##### Stored rows

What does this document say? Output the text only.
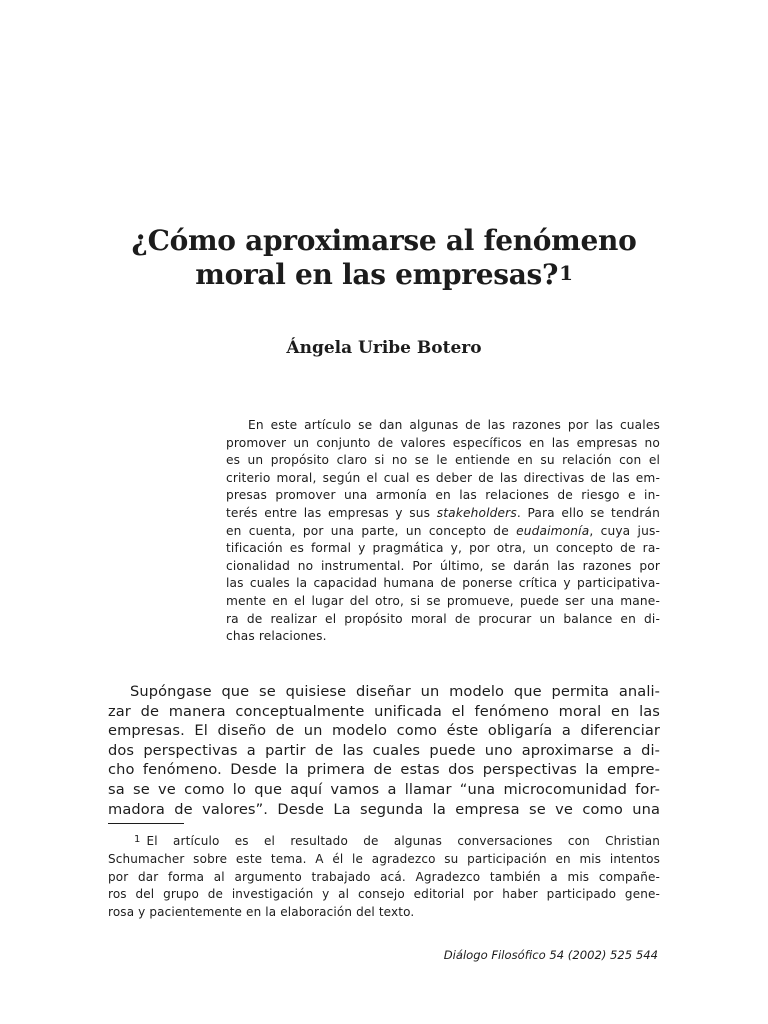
¿Cómo aproximarse al fenómeno
moral en las empresas?$^1$

Ángela Uribe Botero

En este artículo se dan algunas de las razones por las cuales
promover un conjunto de valores específicos en las empresas no
es un propósito claro si no se le entiende en su relación con el
criterio moral, según el cual es deber de las directivas de las em-
presas promover una armonía en las relaciones de riesgo e in-
terés entre las empresas y sus stakeholders. Para ello se tendrán
en cuenta, por una parte, un concepto de eudaimonía, cuya jus-
tificación es formal y pragmática y, por otra, un concepto de ra-
cionalidad no instrumental. Por último, se darán las razones por
las cuales la capacidad humana de ponerse crítica y participativa-
mente en el lugar del otro, si se promueve, puede ser una mane-
ra de realizar el propósito moral de procurar un balance en di-
chas relaciones.
Supóngase que se quisiese diseñar un modelo que permita anali-
zar de manera conceptualmente unificada el fenómeno moral en las
empresas. El diseño de un modelo como éste obligaría a diferenciar
dos perspectivas a partir de las cuales puede uno aproximarse a di-
cho fenómeno. Desde la primera de estas dos perspectivas la empre-
sa se ve como lo que aquí vamos a llamar “una microcomunidad for-
madora de valores”. Desde La segunda la empresa se ve como una
$^1$ El artículo es el resultado de algunas conversaciones con Christian
Schumacher sobre este tema. A él le agradezco su participación en mis intentos
por dar forma al argumento trabajado acá. Agradezco también a mis compañe-
ros del grupo de investigación y al consejo editorial por haber participado gene-
rosa y pacientemente en la elaboración del texto.

Diálogo Filosófico 54 (2002) 525 544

##########

Instructions for the task: Track down the lines that include the word "perspectivas" and copy them.

Full solution:
dos perspectivas a partir de las cuales puede uno aproximarse a di-
cho fenómeno. Desde la primera de estas dos perspectivas la empre-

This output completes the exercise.